• [Description of the task] Reproduce the records. Keep every word exact and include no images.

• [The input]

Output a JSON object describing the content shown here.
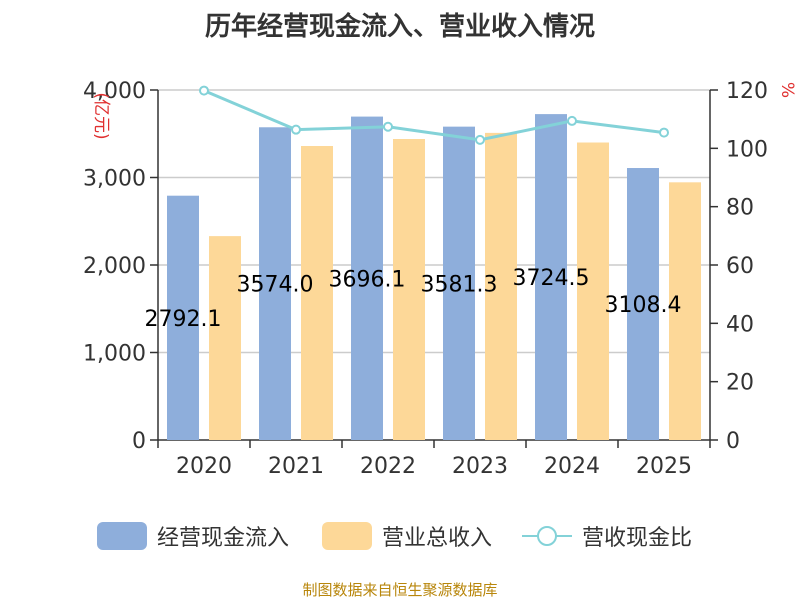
{
  "chart_data": {
    "type": "bar",
    "title": "历年经营现金流入、营业收入情况",
    "categories": [
      "2020",
      "2021",
      "2022",
      "2023",
      "2024",
      "2025"
    ],
    "series": [
      {
        "name": "经营现金流入",
        "type": "bar",
        "axis": "left",
        "color": "#8eaedb",
        "values": [
          2792.1,
          3574.0,
          3696.1,
          3581.3,
          3724.5,
          3108.4
        ]
      },
      {
        "name": "营业总收入",
        "type": "bar",
        "axis": "left",
        "color": "#fdd898",
        "values": [
          2330,
          3360,
          3440,
          3510,
          3400,
          2945
        ]
      },
      {
        "name": "营收现金比",
        "type": "line",
        "axis": "right",
        "color": "#83d2d8",
        "values": [
          119.8,
          106.4,
          107.4,
          102.9,
          109.4,
          105.4
        ]
      }
    ],
    "data_labels": [
      "2792.1",
      "3574.0",
      "3696.1",
      "3581.3",
      "3724.5",
      "3108.4"
    ],
    "y_left": {
      "unit": "(亿元)",
      "ylim": [
        0,
        4000
      ],
      "ticks": [
        "0",
        "1,000",
        "2,000",
        "3,000",
        "4,000"
      ],
      "tick_values": [
        0,
        1000,
        2000,
        3000,
        4000
      ]
    },
    "y_right": {
      "unit": "%",
      "ylim": [
        0,
        120
      ],
      "ticks": [
        "0",
        "20",
        "40",
        "60",
        "80",
        "100",
        "120"
      ],
      "tick_values": [
        0,
        20,
        40,
        60,
        80,
        100,
        120
      ]
    },
    "grid": true,
    "legend_position": "bottom"
  },
  "legend": [
    {
      "label": "经营现金流入",
      "kind": "bar",
      "color": "#8eaedb"
    },
    {
      "label": "营业总收入",
      "kind": "bar",
      "color": "#fdd898"
    },
    {
      "label": "营收现金比",
      "kind": "line",
      "color": "#83d2d8"
    }
  ],
  "source": "制图数据来自恒生聚源数据库"
}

• [Answer]
Output a JSON object describing the content shown here.
{
  "chart_data": {
    "type": "bar",
    "title": "历年经营现金流入、营业收入情况",
    "categories": [
      "2020",
      "2021",
      "2022",
      "2023",
      "2024",
      "2025"
    ],
    "series": [
      {
        "name": "经营现金流入",
        "type": "bar",
        "axis": "left",
        "color": "#8eaedb",
        "values": [
          2792.1,
          3574.0,
          3696.1,
          3581.3,
          3724.5,
          3108.4
        ]
      },
      {
        "name": "营业总收入",
        "type": "bar",
        "axis": "left",
        "color": "#fdd898",
        "values": [
          2330,
          3360,
          3440,
          3510,
          3400,
          2945
        ]
      },
      {
        "name": "营收现金比",
        "type": "line",
        "axis": "right",
        "color": "#83d2d8",
        "values": [
          119.8,
          106.4,
          107.4,
          102.9,
          109.4,
          105.4
        ]
      }
    ],
    "data_labels": [
      "2792.1",
      "3574.0",
      "3696.1",
      "3581.3",
      "3724.5",
      "3108.4"
    ],
    "y_left": {
      "unit": "(亿元)",
      "ylim": [
        0,
        4000
      ],
      "ticks": [
        "0",
        "1,000",
        "2,000",
        "3,000",
        "4,000"
      ],
      "tick_values": [
        0,
        1000,
        2000,
        3000,
        4000
      ]
    },
    "y_right": {
      "unit": "%",
      "ylim": [
        0,
        120
      ],
      "ticks": [
        "0",
        "20",
        "40",
        "60",
        "80",
        "100",
        "120"
      ],
      "tick_values": [
        0,
        20,
        40,
        60,
        80,
        100,
        120
      ]
    },
    "grid": true,
    "legend_position": "bottom"
  },
  "legend": [
    {
      "label": "经营现金流入",
      "kind": "bar",
      "color": "#8eaedb"
    },
    {
      "label": "营业总收入",
      "kind": "bar",
      "color": "#fdd898"
    },
    {
      "label": "营收现金比",
      "kind": "line",
      "color": "#83d2d8"
    }
  ],
  "source": "制图数据来自恒生聚源数据库"
}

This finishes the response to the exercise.